### Set task
Scan the data below and pick out the lines containing the word "What".

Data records
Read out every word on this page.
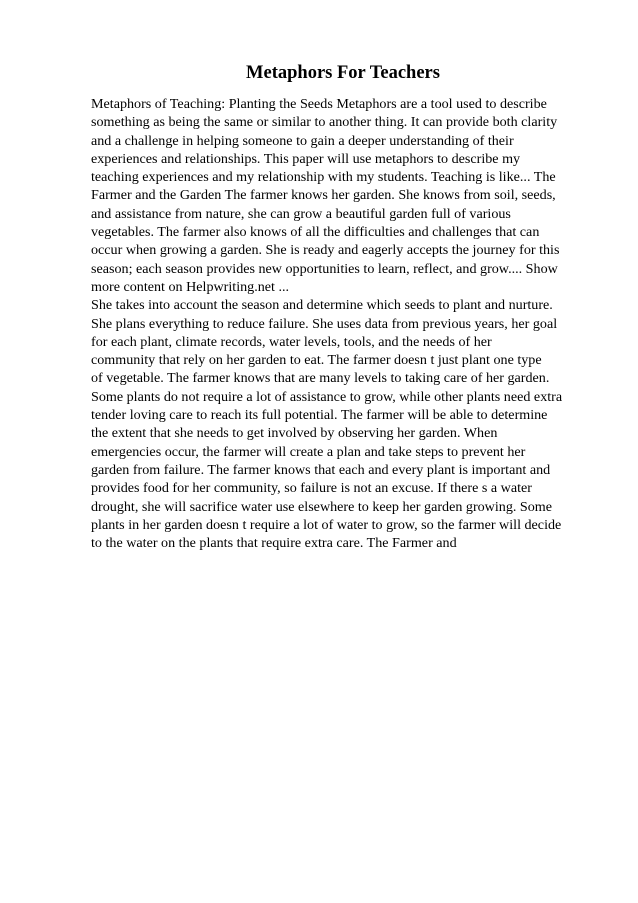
Metaphors For Teachers
Metaphors of Teaching: Planting the Seeds Metaphors are a tool used to describe
something as being the same or similar to another thing. It can provide both clarity
and a challenge in helping someone to gain a deeper understanding of their
experiences and relationships. This paper will use metaphors to describe my
teaching experiences and my relationship with my students. Teaching is like... The
Farmer and the Garden The farmer knows her garden. She knows from soil, seeds,
and assistance from nature, she can grow a beautiful garden full of various
vegetables. The farmer also knows of all the difficulties and challenges that can
occur when growing a garden. She is ready and eagerly accepts the journey for this
season; each season provides new opportunities to learn, reflect, and grow.... Show
more content on Helpwriting.net ...
She takes into account the season and determine which seeds to plant and nurture.
She plans everything to reduce failure. She uses data from previous years, her goal
for each plant, climate records, water levels, tools, and the needs of her
community that rely on her garden to eat. The farmer doesn t just plant one type
of vegetable. The farmer knows that are many levels to taking care of her garden.
Some plants do not require a lot of assistance to grow, while other plants need extra
tender loving care to reach its full potential. The farmer will be able to determine
the extent that she needs to get involved by observing her garden. When
emergencies occur, the farmer will create a plan and take steps to prevent her
garden from failure. The farmer knows that each and every plant is important and
provides food for her community, so failure is not an excuse. If there s a water
drought, she will sacrifice water use elsewhere to keep her garden growing. Some
plants in her garden doesn t require a lot of water to grow, so the farmer will decide
to the water on the plants that require extra care. The Farmer and
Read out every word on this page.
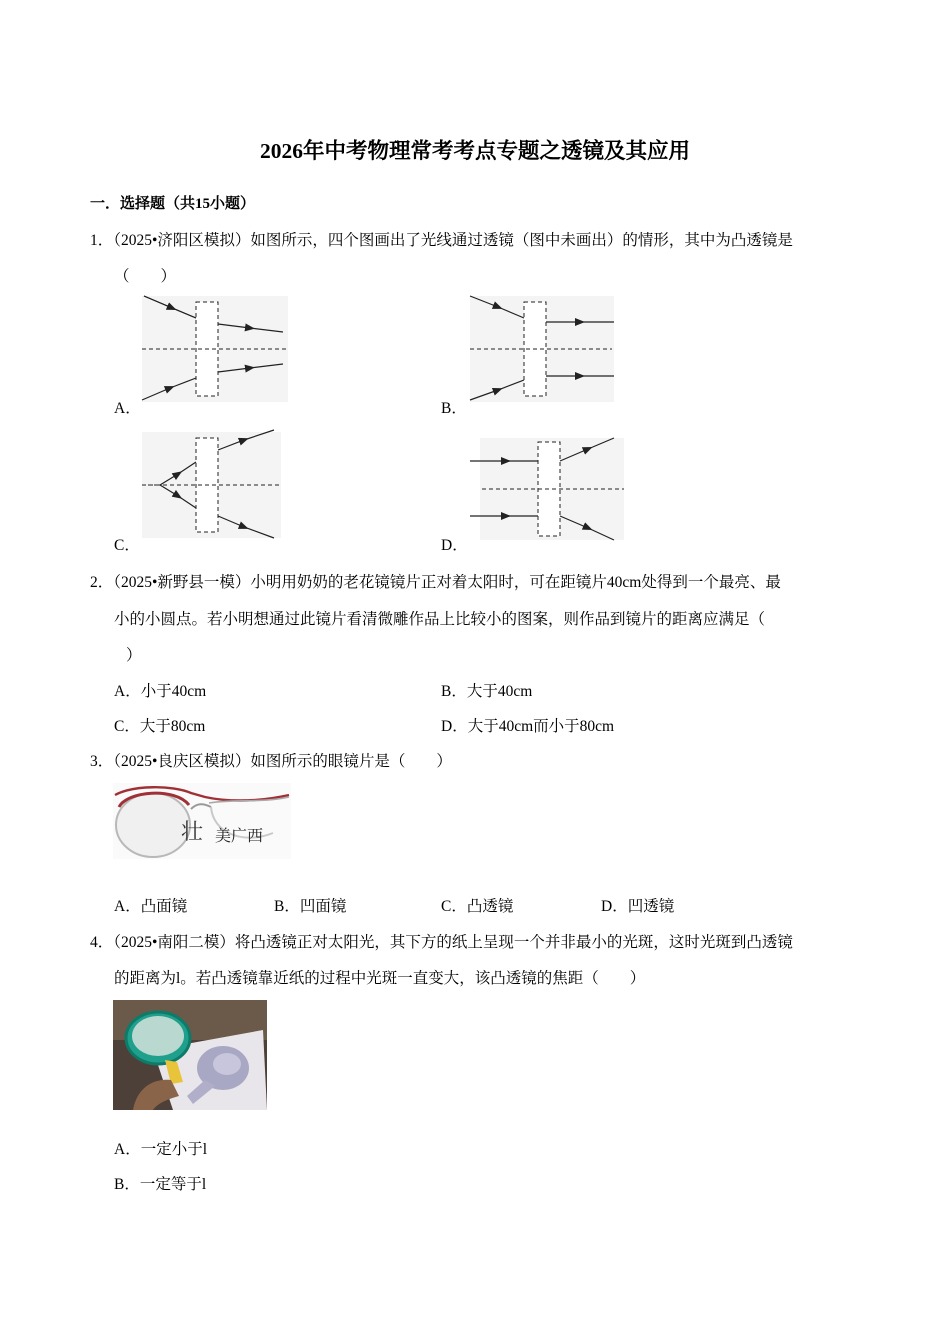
2026年中考物理常考考点专题之透镜及其应用
一．选择题（共15小题）
1．（2025•济阳区模拟）如图所示，四个图画出了光线通过透镜（图中未画出）的情形，其中为凸透镜是
（　　）
A．	B．
C．	D．
2．（2025•新野县一模）小明用奶奶的老花镜镜片正对着太阳时，可在距镜片40cm处得到一个最亮、最
小的小圆点。若小明想通过此镜片看清微雕作品上比较小的图案，则作品到镜片的距离应满足（
）
A．小于40cm	B．大于40cm
C．大于80cm	D．大于40cm而小于80cm
3．（2025•良庆区模拟）如图所示的眼镜片是（　　）
壮 美广西
A．凸面镜	B．凹面镜	C．凸透镜	D．凹透镜
4．（2025•南阳二模）将凸透镜正对太阳光，其下方的纸上呈现一个并非最小的光斑，这时光斑到凸透镜
的距离为l。若凸透镜靠近纸的过程中光斑一直变大，该凸透镜的焦距（　　）
A．一定小于l
B．一定等于l
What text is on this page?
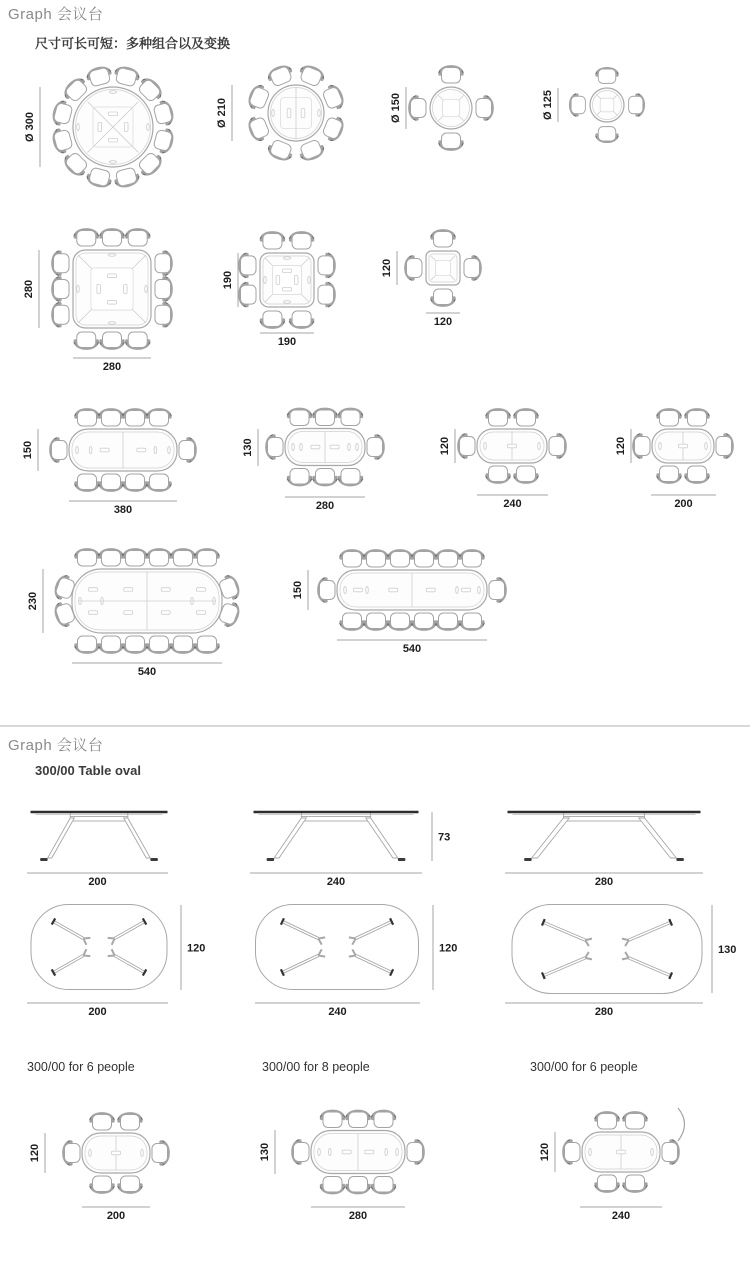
Graph 会议台
尺寸可长可短：多种组合以及变换
Graph 会议台
300/00 Table oval
300/00 for 6 people	300/00 for 8 people	300/00 for 6 people
Ø 300	Ø 210	Ø 150	Ø 125
280
280
190
190
120
120
150
380
130
280
120
240
120
200
230
540
150
540
200	240
73
280
200
120
240
120
280
130
120
200
130
280
120
240
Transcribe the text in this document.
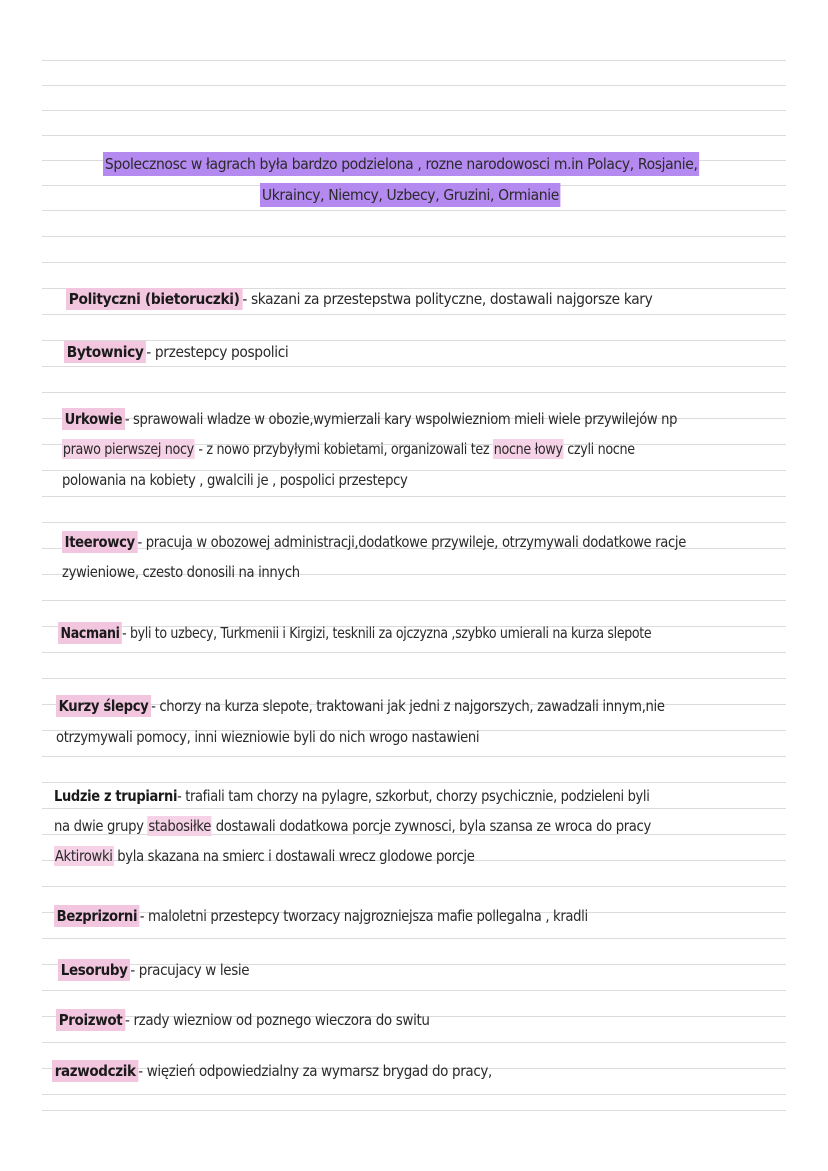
Spolecznosc w łagrach była bardzo podzielona , rozne narodowosci m.in Polacy, Rosjanie,
Ukraincy, Niemcy, Uzbecy, Gruzini, Ormianie
Polityczni (bietoruczki) - skazani za przestepstwa polityczne, dostawali najgorsze kary
Bytownicy - przestepcy pospolici
Urkowie - sprawowali wladze w obozie,wymierzali kary wspolwiezniom mieli wiele przywilejów np
prawo pierwszej nocy - z nowo przybyłymi kobietami, organizowali tez nocne łowy czyli nocne
polowania na kobiety , gwalcili je , pospolici przestepcy
Iteerowcy - pracuja w obozowej administracji,dodatkowe przywileje, otrzymywali dodatkowe racje
zywieniowe, czesto donosili na innych
Nacmani - byli to uzbecy, Turkmenii i Kirgizi, tesknili za ojczyzna ,szybko umierali na kurza slepote
Kurzy ślepcy - chorzy na kurza slepote, traktowani jak jedni z najgorszych, zawadzali innym,nie
otrzymywali pomocy, inni wiezniowie byli do nich wrogo nastawieni
Ludzie z trupiarni- trafiali tam chorzy na pylagre, szkorbut, chorzy psychicznie, podzieleni byli
na dwie grupy stabosiłke dostawali dodatkowa porcje zywnosci, byla szansa ze wroca do pracy
Aktirowki byla skazana na smierc i dostawali wrecz glodowe porcje
Bezprizorni - maloletni przestepcy tworzacy najgrozniejsza mafie pollegalna , kradli
Lesoruby - pracujacy w lesie
Proizwot - rzady wiezniow od poznego wieczora do switu
razwodczik - więzień odpowiedzialny za wymarsz brygad do pracy,
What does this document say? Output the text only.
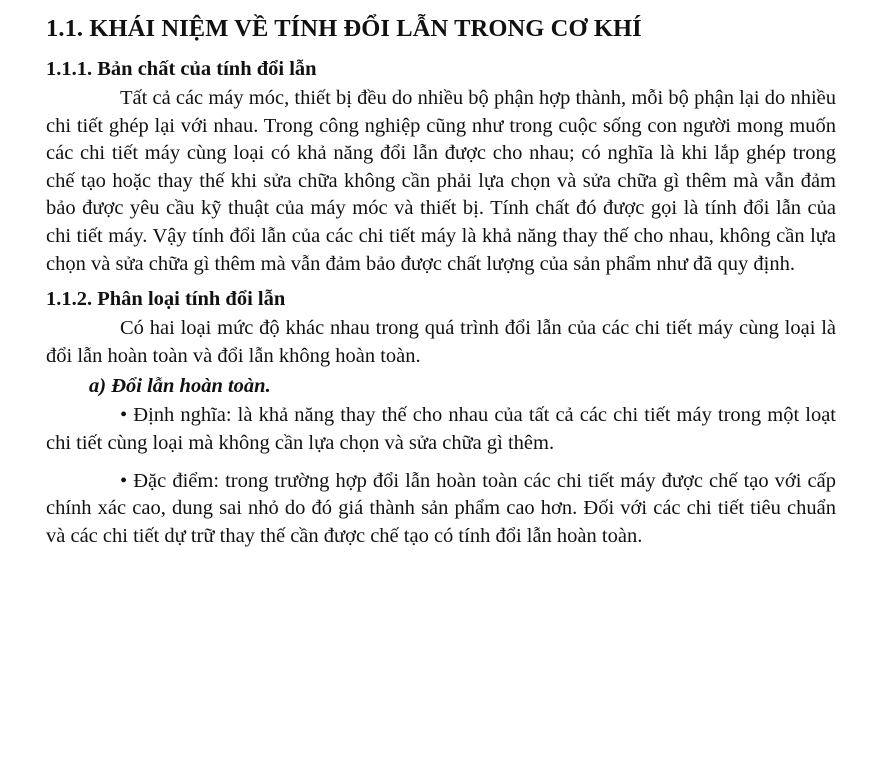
1.1. KHÁI NIỆM VỀ TÍNH ĐỔI LẪN TRONG CƠ KHÍ
1.1.1. Bản chất của tính đổi lẫn

Tất cả các máy móc, thiết bị đều do nhiều bộ phận hợp thành, mỗi bộ phận lại do nhiều chi tiết ghép lại với nhau. Trong công nghiệp cũng như trong cuộc sống con người mong muốn các chi tiết máy cùng loại có khả năng đổi lẫn được cho nhau; có nghĩa là khi lắp ghép trong chế tạo hoặc thay thế khi sửa chữa không cần phải lựa chọn và sửa chữa gì thêm mà vẫn đảm bảo được yêu cầu kỹ thuật của máy móc và thiết bị. Tính chất đó được gọi là tính đổi lẫn của chi tiết máy. Vậy tính đổi lẫn của các chi tiết máy là khả năng thay thế cho nhau, không cần lựa chọn và sửa chữa gì thêm mà vẫn đảm bảo được chất lượng của sản phẩm như đã quy định.

1.1.2. Phân loại tính đổi lẫn

Có hai loại mức độ khác nhau trong quá trình đổi lẫn của các chi tiết máy cùng loại là đổi lẫn hoàn toàn và đổi lẫn không hoàn toàn.

a) Đổi lẫn hoàn toàn.

• Định nghĩa: là khả năng thay thế cho nhau của tất cả các chi tiết máy trong một loạt chi tiết cùng loại mà không cần lựa chọn và sửa chữa gì thêm.

• Đặc điểm: trong trường hợp đổi lẫn hoàn toàn các chi tiết máy được chế tạo với cấp chính xác cao, dung sai nhỏ do đó giá thành sản phẩm cao hơn. Đối với các chi tiết tiêu chuẩn và các chi tiết dự trữ thay thế cần được chế tạo có tính đổi lẫn hoàn toàn.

### Task output
What text is on this page?
What does this document say? Output the text only.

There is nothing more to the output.